<<<<

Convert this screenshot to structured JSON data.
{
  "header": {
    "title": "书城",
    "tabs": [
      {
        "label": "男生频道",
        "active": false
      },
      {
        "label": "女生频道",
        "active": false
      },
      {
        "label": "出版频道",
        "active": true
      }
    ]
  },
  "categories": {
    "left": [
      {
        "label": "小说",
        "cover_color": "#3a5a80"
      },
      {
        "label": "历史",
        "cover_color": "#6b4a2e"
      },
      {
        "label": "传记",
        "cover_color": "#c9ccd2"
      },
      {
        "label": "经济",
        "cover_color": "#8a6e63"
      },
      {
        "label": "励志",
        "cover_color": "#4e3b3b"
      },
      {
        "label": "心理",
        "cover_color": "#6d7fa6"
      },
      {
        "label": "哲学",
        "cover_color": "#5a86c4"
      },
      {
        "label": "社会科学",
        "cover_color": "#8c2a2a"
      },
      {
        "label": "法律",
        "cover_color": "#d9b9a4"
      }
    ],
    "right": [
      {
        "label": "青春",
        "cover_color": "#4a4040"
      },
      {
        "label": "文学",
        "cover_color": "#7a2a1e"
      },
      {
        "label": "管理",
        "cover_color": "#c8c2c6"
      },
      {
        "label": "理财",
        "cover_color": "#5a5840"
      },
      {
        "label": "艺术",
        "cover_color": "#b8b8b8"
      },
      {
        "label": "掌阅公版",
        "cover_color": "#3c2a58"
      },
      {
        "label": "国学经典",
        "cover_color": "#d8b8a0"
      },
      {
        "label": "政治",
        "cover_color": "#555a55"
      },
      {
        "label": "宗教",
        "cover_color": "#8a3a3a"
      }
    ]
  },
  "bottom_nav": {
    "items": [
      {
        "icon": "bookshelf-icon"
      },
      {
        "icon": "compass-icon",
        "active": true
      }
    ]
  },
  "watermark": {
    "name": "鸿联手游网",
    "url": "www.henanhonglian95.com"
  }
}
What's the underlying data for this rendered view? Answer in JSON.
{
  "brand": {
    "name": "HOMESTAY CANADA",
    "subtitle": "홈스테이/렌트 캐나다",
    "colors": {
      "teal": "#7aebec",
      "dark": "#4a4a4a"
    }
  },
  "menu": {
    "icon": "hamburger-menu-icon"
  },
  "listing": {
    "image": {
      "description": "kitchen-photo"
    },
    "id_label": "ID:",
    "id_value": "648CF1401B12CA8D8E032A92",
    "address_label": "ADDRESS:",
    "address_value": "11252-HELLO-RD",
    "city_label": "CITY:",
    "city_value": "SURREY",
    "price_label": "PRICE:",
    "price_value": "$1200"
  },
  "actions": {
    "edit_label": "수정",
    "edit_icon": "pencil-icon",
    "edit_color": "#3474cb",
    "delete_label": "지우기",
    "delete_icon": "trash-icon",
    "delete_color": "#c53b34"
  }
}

>>>>

**What you need to do:**
Transcribe all of the lines in the records precisely.

**Answer in full:**
Convert this screenshot to structured JSON data.
{
  "header": {
    "title": "书城",
    "tabs": [
      {
        "label": "男生频道",
        "active": false
      },
      {
        "label": "女生频道",
        "active": false
      },
      {
        "label": "出版频道",
        "active": true
      }
    ]
  },
  "categories": {
    "left": [
      {
        "label": "小说",
        "cover_color": "#3a5a80"
      },
      {
        "label": "历史",
        "cover_color": "#6b4a2e"
      },
      {
        "label": "传记",
        "cover_color": "#c9ccd2"
      },
      {
        "label": "经济",
        "cover_color": "#8a6e63"
      },
      {
        "label": "励志",
        "cover_color": "#4e3b3b"
      },
      {
        "label": "心理",
        "cover_color": "#6d7fa6"
      },
      {
        "label": "哲学",
        "cover_color": "#5a86c4"
      },
      {
        "label": "社会科学",
        "cover_color": "#8c2a2a"
      },
      {
        "label": "法律",
        "cover_color": "#d9b9a4"
      }
    ],
    "right": [
      {
        "label": "青春",
        "cover_color": "#4a4040"
      },
      {
        "label": "文学",
        "cover_color": "#7a2a1e"
      },
      {
        "label": "管理",
        "cover_color": "#c8c2c6"
      },
      {
        "label": "理财",
        "cover_color": "#5a5840"
      },
      {
        "label": "艺术",
        "cover_color": "#b8b8b8"
      },
      {
        "label": "掌阅公版",
        "cover_color": "#3c2a58"
      },
      {
        "label": "国学经典",
        "cover_color": "#d8b8a0"
      },
      {
        "label": "政治",
        "cover_color": "#555a55"
      },
      {
        "label": "宗教",
        "cover_color": "#8a3a3a"
      }
    ]
  },
  "bottom_nav": {
    "items": [
      {
        "icon": "bookshelf-icon"
      },
      {
        "icon": "compass-icon",
        "active": true
      }
    ]
  },
  "watermark": {
    "name": "鸿联手游网",
    "url": "www.henanhonglian95.com"
  }
}
What's the underlying data for this rendered view? Answer in JSON.
{
  "brand": {
    "name": "HOMESTAY CANADA",
    "subtitle": "홈스테이/렌트 캐나다",
    "colors": {
      "teal": "#7aebec",
      "dark": "#4a4a4a"
    }
  },
  "menu": {
    "icon": "hamburger-menu-icon"
  },
  "listing": {
    "image": {
      "description": "kitchen-photo"
    },
    "id_label": "ID:",
    "id_value": "648CF1401B12CA8D8E032A92",
    "address_label": "ADDRESS:",
    "address_value": "11252-HELLO-RD",
    "city_label": "CITY:",
    "city_value": "SURREY",
    "price_label": "PRICE:",
    "price_value": "$1200"
  },
  "actions": {
    "edit_label": "수정",
    "edit_icon": "pencil-icon",
    "edit_color": "#3474cb",
    "delete_label": "지우기",
    "delete_icon": "trash-icon",
    "delete_color": "#c53b34"
  }
}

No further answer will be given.